[Data records]
------
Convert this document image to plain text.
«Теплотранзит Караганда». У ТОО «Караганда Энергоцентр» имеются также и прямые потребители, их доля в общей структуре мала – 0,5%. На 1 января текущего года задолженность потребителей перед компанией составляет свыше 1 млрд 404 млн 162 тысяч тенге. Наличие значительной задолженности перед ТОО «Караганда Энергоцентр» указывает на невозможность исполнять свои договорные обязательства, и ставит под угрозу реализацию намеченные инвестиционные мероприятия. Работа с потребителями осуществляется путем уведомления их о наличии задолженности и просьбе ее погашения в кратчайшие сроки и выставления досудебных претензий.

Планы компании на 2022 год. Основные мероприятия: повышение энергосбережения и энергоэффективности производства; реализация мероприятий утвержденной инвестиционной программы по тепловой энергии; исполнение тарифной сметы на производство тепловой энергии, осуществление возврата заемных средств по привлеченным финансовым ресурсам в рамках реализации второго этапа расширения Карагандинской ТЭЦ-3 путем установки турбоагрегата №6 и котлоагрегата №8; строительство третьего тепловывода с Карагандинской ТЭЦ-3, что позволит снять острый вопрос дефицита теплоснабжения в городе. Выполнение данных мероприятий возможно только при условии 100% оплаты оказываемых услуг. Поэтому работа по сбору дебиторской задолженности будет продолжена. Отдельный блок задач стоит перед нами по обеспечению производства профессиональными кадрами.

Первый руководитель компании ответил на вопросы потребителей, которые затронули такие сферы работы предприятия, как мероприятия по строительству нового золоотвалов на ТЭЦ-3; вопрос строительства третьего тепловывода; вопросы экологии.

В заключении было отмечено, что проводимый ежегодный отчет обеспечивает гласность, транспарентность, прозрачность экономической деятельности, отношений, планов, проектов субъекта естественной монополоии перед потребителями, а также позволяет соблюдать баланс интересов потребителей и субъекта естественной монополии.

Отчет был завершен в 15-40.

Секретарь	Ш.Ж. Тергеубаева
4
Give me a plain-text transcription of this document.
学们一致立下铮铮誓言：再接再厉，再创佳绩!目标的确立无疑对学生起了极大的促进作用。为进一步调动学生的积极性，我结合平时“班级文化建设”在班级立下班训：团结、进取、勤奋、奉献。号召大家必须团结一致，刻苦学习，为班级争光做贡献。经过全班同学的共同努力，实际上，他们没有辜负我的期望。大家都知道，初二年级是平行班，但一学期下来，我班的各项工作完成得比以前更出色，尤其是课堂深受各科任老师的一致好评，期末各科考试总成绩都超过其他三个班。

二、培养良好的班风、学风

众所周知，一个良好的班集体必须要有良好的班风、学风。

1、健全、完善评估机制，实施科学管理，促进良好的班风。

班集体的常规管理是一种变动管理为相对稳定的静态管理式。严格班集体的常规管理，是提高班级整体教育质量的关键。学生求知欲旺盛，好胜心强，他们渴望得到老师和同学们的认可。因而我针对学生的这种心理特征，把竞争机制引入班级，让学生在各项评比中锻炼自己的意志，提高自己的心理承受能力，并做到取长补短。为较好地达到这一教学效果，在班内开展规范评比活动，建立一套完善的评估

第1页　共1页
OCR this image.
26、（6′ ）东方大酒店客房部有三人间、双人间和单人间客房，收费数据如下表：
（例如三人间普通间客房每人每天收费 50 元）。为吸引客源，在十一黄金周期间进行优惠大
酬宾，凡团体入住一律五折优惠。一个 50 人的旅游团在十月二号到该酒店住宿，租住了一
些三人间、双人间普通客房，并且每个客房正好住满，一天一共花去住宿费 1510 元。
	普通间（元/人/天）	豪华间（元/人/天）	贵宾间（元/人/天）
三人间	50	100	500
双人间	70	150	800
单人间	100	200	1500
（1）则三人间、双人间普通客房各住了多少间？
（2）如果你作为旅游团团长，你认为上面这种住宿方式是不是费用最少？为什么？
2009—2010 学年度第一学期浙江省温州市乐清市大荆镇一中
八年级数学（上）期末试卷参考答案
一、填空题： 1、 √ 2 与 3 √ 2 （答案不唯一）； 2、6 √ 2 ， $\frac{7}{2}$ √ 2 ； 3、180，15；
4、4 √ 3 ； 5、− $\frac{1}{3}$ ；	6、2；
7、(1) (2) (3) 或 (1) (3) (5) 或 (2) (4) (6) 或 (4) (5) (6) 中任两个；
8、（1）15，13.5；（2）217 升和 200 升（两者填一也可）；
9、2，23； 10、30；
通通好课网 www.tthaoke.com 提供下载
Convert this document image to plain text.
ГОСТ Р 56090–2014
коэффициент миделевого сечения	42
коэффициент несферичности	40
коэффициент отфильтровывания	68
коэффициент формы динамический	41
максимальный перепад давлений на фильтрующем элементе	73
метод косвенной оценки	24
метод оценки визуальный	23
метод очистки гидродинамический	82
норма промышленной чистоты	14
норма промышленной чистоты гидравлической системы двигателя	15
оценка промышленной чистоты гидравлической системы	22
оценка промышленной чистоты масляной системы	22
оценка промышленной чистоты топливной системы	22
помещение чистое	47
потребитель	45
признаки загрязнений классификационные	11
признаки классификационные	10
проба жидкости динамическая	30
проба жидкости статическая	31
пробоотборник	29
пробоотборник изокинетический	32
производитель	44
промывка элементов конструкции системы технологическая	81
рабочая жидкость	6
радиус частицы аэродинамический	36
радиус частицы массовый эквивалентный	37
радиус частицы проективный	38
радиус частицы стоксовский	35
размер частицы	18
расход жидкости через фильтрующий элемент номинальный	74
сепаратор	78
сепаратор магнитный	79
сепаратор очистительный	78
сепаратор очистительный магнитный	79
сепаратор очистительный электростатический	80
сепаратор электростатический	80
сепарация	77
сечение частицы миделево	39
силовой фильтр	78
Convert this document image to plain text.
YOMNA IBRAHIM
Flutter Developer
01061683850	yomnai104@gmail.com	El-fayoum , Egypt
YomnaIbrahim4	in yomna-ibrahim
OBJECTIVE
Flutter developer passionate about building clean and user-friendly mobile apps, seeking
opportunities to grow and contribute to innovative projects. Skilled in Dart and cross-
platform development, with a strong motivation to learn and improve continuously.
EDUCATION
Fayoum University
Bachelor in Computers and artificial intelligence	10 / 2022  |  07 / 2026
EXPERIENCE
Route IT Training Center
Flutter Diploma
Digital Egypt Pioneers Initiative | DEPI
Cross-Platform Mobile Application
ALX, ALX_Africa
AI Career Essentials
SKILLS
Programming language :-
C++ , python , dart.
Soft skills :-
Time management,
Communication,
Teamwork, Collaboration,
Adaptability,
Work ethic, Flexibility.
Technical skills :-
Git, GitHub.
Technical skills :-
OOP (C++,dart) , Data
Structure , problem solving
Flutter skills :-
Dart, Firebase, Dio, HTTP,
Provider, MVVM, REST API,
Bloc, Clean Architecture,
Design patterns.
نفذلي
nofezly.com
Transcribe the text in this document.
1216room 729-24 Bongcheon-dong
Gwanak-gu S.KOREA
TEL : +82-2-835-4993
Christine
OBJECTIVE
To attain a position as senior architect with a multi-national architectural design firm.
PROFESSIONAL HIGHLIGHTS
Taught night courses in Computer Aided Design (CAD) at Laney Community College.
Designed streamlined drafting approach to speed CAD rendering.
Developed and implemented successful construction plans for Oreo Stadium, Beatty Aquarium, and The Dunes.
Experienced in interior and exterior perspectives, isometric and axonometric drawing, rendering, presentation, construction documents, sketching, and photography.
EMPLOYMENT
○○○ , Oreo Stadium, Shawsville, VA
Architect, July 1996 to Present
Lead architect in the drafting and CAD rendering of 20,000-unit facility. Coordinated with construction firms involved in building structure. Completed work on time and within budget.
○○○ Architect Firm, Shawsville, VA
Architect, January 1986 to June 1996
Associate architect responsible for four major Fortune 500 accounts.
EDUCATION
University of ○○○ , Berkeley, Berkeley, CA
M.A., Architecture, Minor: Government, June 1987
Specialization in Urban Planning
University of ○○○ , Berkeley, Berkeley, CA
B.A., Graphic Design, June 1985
------
*WRITTEN REQUEST*:
Of the lines above, how many include the word "construction"? Reply with the number only.

*RESPONSE TO THE TASK*:
3